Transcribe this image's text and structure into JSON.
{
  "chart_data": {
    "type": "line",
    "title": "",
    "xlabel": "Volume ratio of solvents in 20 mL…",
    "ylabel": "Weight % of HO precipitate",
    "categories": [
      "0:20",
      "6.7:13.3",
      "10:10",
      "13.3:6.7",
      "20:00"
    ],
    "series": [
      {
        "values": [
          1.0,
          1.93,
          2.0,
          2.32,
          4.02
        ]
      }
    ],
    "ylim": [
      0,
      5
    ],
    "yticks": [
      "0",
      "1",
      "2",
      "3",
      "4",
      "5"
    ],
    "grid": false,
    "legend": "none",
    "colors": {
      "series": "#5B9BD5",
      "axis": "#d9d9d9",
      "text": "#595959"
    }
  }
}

###

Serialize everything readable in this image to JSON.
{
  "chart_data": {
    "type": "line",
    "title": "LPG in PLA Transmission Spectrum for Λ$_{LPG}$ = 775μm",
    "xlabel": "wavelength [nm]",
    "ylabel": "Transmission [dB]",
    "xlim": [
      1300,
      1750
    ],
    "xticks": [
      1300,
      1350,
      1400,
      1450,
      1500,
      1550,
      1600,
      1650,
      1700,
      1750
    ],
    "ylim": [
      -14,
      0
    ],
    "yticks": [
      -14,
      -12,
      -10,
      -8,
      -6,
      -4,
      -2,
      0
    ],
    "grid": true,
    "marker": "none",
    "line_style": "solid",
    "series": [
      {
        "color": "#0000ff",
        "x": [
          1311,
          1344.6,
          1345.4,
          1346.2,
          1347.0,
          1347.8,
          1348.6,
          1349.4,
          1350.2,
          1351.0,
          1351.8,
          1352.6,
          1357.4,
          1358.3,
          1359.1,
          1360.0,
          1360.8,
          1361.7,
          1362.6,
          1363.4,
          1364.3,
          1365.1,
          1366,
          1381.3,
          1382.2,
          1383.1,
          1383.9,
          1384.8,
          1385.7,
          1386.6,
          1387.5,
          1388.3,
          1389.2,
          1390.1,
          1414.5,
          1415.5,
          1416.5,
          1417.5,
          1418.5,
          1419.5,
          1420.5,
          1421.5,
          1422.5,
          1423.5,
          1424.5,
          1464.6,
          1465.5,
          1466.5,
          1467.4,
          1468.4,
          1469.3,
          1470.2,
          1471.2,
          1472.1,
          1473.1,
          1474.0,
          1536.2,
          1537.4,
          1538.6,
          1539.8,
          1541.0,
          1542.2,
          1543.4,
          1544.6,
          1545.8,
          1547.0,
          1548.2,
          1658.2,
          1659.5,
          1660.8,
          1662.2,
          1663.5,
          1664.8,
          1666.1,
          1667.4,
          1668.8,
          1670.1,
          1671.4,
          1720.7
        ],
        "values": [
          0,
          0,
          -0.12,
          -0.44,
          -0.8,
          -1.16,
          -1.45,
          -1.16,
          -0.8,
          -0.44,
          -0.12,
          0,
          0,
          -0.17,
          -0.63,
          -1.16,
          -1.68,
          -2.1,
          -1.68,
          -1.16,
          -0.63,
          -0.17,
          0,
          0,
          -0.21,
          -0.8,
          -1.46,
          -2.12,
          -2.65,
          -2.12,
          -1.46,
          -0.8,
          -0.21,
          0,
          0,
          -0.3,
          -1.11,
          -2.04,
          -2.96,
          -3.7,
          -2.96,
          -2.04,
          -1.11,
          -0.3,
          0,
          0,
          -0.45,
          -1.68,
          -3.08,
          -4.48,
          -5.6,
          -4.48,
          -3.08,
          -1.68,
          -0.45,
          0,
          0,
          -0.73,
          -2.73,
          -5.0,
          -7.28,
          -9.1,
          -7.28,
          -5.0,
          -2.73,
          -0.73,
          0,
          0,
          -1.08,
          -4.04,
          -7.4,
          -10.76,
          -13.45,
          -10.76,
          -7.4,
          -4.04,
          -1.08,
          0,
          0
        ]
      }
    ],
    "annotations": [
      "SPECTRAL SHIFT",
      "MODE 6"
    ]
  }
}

###

Tell how many lines above contain the word "title". Give the number alone.

2